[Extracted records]

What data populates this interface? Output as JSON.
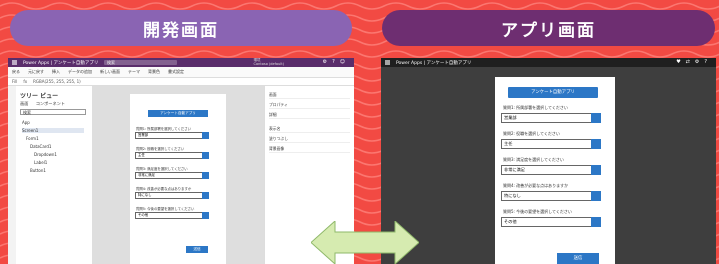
{
  "header": {
    "dev_label": "開発画面",
    "app_label": "アプリ画面"
  },
  "app_title": "Power Apps | アンケート自動アプリ",
  "search_placeholder": "検索",
  "environment_label": "環境",
  "environment_value": "Contoso (default)",
  "ribbon": {
    "items": [
      "戻る",
      "元に戻す",
      "挿入",
      "データの追加",
      "新しい画面",
      "テーマ",
      "背景色",
      "書式設定"
    ]
  },
  "formula": {
    "property": "Fill",
    "expression": "RGBA(255, 255, 255, 1)"
  },
  "tree": {
    "title": "ツリー ビュー",
    "tab_screens": "画面",
    "tab_components": "コンポーネント",
    "search_placeholder": "検索",
    "nodes": [
      "App",
      "Screen1",
      "Form1",
      "DataCard1",
      "Dropdown1",
      "Label1",
      "Button1"
    ]
  },
  "form": {
    "title": "アンケート自動アプリ",
    "questions": [
      {
        "label": "質問1: 所属部署を選択してください",
        "value": "営業部"
      },
      {
        "label": "質問2: 役職を選択してください",
        "value": "主任"
      },
      {
        "label": "質問3: 満足度を選択してください",
        "value": "非常に満足"
      },
      {
        "label": "質問4: 改善が必要な点はありますか",
        "value": "特になし"
      },
      {
        "label": "質問5: 今後の要望を選択してください",
        "value": "その他"
      }
    ],
    "submit_label": "送信"
  },
  "props": {
    "rows": [
      "画面",
      "プロパティ",
      "詳細",
      "表示名",
      "塗りつぶし",
      "背景画像"
    ]
  },
  "colors": {
    "background": "#f24a43",
    "dev_pill": "#8a64b3",
    "app_pill": "#6e2e71",
    "arrow": "#d6ebb0",
    "accent": "#2c77c6"
  }
}
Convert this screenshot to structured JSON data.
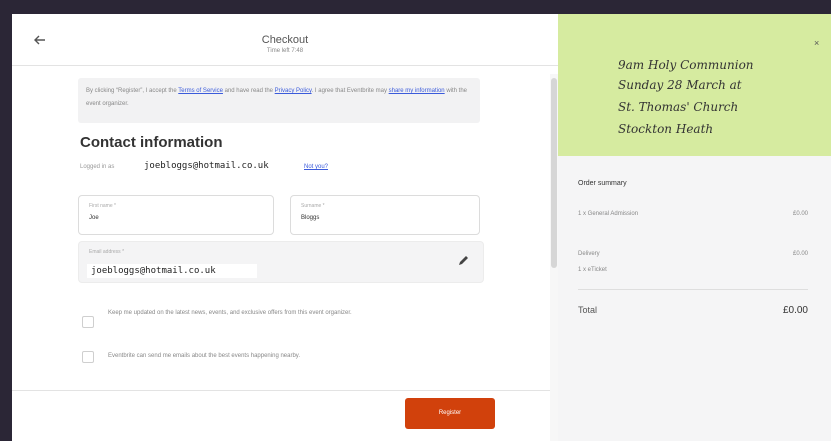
{
  "checkout": {
    "title": "Checkout",
    "subtitle": "Time left 7:48"
  },
  "notice": {
    "part1": "By clicking “Register”, I accept the ",
    "terms_link": "Terms of Service",
    "part2": " and have read the ",
    "privacy_link": "Privacy Policy",
    "part3": ". I agree that Eventbrite may ",
    "share_link": "share my information",
    "part4": " with the event organizer."
  },
  "contact": {
    "title": "Contact information",
    "logged_in_label": "Logged in as",
    "logged_in_email": "joebloggs@hotmail.co.uk",
    "not_you": "Not you?",
    "first_name_label": "First name *",
    "first_name_value": "Joe",
    "surname_label": "Surname *",
    "surname_value": "Bloggs",
    "email_label": "Email address *",
    "email_value": "joebloggs@hotmail.co.uk"
  },
  "options": {
    "keep_updated": "Keep me updated on the latest news, events, and exclusive offers from this event organizer.",
    "eventbrite_emails": "Eventbrite can send me emails about the best events happening nearby."
  },
  "register_label": "Register",
  "event_note": {
    "line1": "9am Holy Communion",
    "line2": "Sunday 28 March at",
    "line3": "St. Thomas' Church",
    "line4": "Stockton Heath",
    "close": "×"
  },
  "summary": {
    "title": "Order summary",
    "items": [
      {
        "label": "1 x General Admission",
        "value": "£0.00"
      },
      {
        "label": "Delivery",
        "value": "£0.00",
        "sub": "1 x eTicket"
      }
    ],
    "total_label": "Total",
    "total_value": "£0.00"
  },
  "colors": {
    "accent": "#d1410c",
    "link": "#3b5bdb",
    "note_bg": "#d6eba0"
  }
}
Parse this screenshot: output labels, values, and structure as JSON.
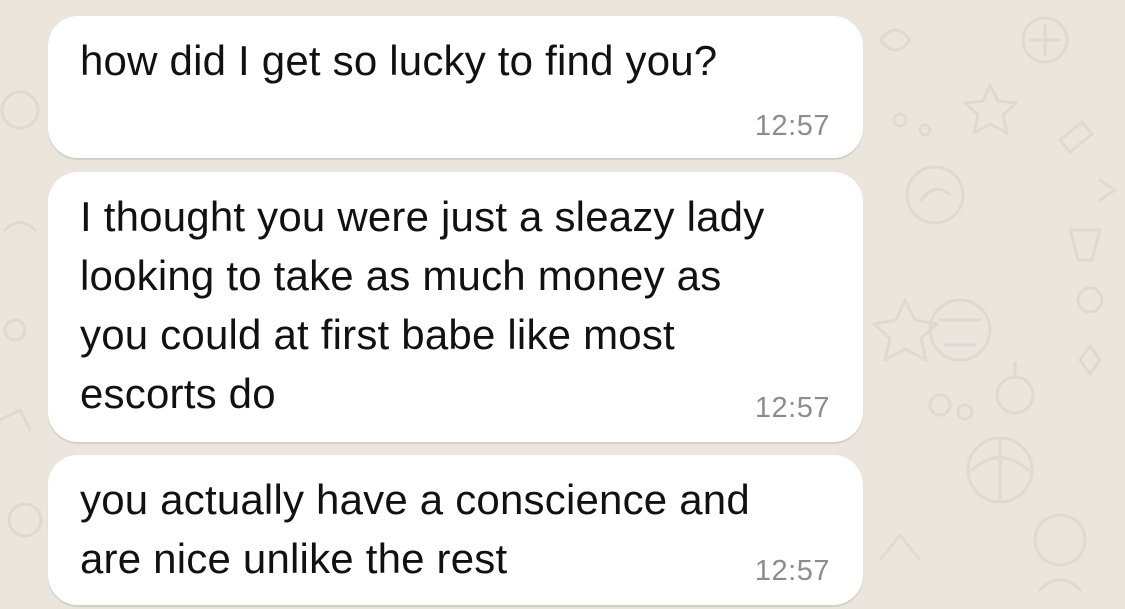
{
  "theme": {
    "background": "#ebe5de",
    "bubble": "#ffffff",
    "text": "#111111",
    "timestamp": "#8d8d8d"
  },
  "messages": [
    {
      "text": "how did I get so lucky to find you?",
      "time": "12:57"
    },
    {
      "text": "I thought you were just a sleazy lady\nlooking to take as much money as\nyou could at first babe like most\nescorts do",
      "time": "12:57"
    },
    {
      "text": "you actually have a conscience and\nare nice unlike the rest",
      "time": "12:57"
    }
  ]
}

**Task to carry out:**
Scan the material above and determine how many lines include the word "screenshot"; report only the number.

**Solution to this problem:**
2